Aim of the exercise:
Among the entries below, find the lines with "text" and copy them.

Entries supplied:
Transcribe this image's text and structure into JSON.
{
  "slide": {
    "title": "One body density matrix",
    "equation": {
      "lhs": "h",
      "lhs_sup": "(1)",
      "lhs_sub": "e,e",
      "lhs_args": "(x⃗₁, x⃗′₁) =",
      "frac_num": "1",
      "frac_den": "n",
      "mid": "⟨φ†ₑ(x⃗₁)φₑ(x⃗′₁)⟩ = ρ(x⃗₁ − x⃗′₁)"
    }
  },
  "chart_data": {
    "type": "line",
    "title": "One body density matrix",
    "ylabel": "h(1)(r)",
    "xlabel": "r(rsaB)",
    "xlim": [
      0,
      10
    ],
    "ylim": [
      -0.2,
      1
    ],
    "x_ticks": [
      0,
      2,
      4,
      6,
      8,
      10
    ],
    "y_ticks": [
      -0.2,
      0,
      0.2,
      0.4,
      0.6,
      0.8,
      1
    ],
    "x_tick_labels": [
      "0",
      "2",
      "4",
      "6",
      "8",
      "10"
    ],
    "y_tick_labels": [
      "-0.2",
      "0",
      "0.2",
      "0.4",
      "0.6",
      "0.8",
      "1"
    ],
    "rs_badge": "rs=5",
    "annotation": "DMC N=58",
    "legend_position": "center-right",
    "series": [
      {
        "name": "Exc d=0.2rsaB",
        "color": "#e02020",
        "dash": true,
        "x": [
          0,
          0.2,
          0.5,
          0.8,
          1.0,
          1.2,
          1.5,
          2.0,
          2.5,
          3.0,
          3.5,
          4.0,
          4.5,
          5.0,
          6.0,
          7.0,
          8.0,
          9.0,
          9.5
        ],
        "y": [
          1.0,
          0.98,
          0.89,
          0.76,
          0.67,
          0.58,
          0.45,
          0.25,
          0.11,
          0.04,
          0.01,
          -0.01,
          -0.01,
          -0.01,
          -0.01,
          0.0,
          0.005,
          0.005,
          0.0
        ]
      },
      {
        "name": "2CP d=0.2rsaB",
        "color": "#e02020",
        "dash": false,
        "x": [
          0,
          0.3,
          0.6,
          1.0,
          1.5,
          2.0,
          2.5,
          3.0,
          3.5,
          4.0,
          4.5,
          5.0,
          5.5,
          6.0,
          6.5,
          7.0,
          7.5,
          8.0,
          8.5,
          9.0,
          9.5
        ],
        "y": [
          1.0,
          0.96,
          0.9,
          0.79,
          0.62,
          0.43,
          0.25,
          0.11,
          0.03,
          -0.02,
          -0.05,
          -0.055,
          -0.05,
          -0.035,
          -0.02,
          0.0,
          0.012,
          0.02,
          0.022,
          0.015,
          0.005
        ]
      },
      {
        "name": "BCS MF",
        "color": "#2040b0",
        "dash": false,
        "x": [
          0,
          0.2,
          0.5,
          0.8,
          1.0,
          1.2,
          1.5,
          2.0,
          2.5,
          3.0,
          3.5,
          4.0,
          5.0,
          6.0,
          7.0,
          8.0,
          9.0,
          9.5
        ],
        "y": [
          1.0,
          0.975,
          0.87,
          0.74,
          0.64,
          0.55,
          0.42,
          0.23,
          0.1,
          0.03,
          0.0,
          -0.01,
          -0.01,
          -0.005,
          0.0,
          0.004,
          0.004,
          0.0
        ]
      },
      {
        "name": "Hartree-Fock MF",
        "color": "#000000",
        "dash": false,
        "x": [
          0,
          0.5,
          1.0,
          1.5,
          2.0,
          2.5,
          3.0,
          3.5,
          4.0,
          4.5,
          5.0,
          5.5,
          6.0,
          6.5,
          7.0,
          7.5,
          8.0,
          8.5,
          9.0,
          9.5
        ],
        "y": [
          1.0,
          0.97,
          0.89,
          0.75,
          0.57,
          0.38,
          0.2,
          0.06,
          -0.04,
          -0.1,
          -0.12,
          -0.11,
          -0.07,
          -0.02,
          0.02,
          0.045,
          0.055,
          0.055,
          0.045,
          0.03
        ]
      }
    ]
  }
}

---

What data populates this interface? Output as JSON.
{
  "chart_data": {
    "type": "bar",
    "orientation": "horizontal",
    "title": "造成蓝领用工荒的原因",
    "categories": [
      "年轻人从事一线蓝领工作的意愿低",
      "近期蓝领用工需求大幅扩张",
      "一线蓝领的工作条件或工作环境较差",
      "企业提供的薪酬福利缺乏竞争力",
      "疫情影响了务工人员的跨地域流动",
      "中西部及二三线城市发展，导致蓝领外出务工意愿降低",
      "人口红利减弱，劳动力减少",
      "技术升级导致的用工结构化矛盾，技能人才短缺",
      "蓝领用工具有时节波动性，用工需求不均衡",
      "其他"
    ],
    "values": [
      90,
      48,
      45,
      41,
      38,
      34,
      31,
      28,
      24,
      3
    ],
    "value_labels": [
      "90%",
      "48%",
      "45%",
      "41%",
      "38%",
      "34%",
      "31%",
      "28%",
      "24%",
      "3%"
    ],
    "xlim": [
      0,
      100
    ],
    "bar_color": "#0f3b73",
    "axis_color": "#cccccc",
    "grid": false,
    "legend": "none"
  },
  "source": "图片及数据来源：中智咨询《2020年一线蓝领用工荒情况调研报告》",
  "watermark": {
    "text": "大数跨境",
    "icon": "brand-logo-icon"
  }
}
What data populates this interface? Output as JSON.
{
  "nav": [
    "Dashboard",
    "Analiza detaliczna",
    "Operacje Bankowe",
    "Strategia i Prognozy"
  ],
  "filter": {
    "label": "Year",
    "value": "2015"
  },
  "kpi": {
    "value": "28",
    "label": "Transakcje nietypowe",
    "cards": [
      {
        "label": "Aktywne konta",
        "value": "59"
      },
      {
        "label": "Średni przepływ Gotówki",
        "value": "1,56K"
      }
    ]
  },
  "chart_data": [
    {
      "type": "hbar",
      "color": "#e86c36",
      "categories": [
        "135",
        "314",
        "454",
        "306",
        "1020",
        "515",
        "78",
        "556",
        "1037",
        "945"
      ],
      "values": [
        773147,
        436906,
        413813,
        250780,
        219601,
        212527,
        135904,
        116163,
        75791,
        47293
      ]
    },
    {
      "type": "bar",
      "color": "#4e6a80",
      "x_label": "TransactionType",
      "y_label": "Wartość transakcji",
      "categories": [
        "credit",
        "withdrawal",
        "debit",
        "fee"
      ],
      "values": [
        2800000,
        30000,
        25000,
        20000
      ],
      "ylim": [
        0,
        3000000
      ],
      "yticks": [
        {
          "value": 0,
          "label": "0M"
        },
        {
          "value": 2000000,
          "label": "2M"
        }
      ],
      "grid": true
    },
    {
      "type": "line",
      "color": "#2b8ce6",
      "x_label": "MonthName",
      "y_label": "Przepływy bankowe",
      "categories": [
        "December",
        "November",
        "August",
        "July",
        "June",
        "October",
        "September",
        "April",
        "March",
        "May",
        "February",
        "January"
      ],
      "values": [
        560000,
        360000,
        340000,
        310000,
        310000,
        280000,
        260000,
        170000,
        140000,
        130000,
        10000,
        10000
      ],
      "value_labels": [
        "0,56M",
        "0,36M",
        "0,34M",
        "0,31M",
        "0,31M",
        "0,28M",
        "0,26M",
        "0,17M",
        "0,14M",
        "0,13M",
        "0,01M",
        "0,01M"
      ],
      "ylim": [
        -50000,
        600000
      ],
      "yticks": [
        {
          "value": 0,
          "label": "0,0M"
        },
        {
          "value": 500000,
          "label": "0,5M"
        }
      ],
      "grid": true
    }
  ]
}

Result:
Transcribe this image's text and structure into JSON.
    "text": "大数跨境",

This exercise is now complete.